Required work: Find all lines in the records that include the word "selected", and copy them out.

Stored entries:
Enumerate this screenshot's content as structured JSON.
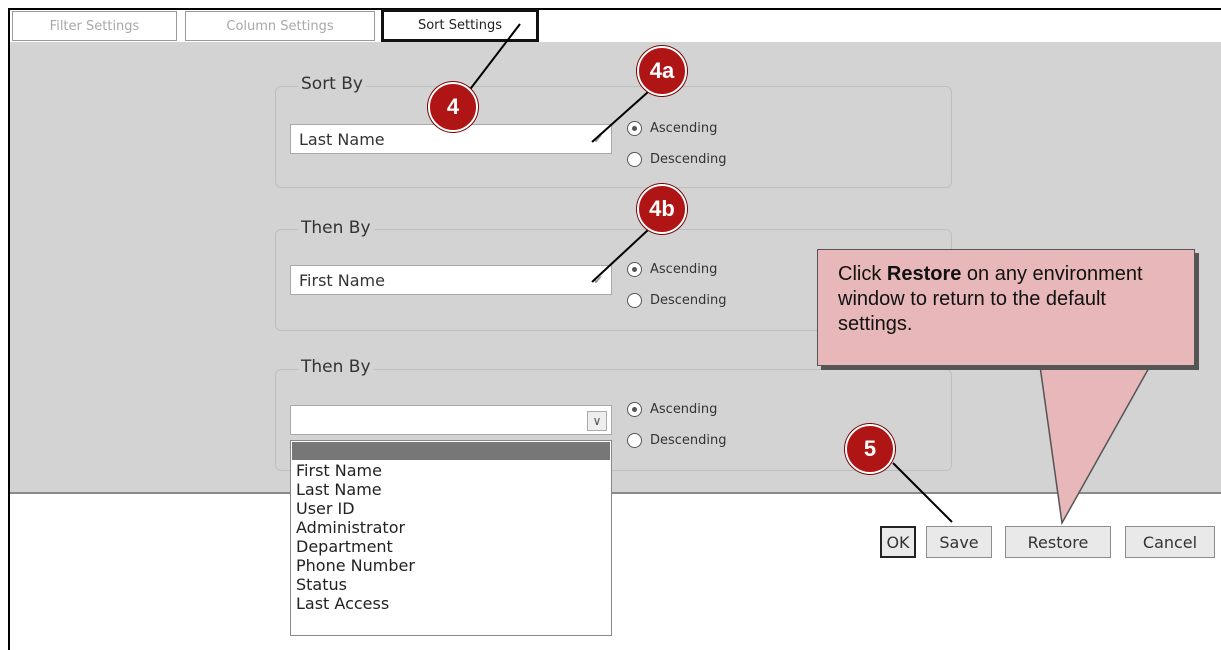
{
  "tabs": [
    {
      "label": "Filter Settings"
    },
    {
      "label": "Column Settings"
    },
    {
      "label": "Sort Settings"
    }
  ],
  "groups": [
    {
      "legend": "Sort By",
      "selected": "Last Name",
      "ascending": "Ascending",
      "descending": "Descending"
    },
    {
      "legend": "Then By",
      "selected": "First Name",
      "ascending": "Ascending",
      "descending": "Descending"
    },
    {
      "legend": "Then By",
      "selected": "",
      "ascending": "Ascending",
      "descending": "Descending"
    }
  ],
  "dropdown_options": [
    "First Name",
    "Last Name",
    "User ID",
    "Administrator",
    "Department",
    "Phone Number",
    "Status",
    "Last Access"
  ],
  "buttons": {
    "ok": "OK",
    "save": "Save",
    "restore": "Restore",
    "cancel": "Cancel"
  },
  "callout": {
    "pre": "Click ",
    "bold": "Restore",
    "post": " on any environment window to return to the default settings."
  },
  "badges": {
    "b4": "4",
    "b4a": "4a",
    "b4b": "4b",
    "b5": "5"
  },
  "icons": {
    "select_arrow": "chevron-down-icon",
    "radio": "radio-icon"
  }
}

* * *

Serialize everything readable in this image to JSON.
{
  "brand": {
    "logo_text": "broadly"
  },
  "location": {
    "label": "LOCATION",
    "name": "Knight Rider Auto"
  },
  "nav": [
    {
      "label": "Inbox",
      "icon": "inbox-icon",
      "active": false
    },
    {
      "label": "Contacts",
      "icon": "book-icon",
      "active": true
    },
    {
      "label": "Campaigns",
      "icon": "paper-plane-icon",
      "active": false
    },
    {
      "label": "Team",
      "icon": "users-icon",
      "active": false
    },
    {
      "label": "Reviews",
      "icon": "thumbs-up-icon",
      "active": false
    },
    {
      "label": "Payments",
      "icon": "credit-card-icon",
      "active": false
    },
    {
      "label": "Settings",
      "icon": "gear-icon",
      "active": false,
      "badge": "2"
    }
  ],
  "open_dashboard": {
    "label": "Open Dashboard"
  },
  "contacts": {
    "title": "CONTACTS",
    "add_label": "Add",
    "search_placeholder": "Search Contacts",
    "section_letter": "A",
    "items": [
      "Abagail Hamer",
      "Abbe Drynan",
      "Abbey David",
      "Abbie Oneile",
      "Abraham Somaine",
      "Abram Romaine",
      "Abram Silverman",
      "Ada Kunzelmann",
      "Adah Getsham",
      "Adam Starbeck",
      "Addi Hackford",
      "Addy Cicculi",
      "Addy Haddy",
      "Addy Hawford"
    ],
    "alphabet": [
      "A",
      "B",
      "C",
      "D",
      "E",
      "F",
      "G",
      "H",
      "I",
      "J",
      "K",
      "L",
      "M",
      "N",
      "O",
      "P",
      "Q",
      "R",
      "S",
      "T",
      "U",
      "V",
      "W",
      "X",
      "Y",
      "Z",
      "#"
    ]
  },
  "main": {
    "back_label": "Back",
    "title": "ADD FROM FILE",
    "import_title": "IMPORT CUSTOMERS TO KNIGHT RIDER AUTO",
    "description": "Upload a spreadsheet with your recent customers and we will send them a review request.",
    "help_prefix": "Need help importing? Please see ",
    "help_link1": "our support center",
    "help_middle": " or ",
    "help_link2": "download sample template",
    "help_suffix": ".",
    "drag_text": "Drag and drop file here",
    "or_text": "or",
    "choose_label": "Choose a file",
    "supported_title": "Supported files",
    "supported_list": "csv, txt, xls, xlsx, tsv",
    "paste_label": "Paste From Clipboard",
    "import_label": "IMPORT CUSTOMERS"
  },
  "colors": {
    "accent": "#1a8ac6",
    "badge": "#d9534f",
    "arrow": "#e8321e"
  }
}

Task answer:
      "selected": "Last Name",
      "selected": "First Name",
      "selected": "",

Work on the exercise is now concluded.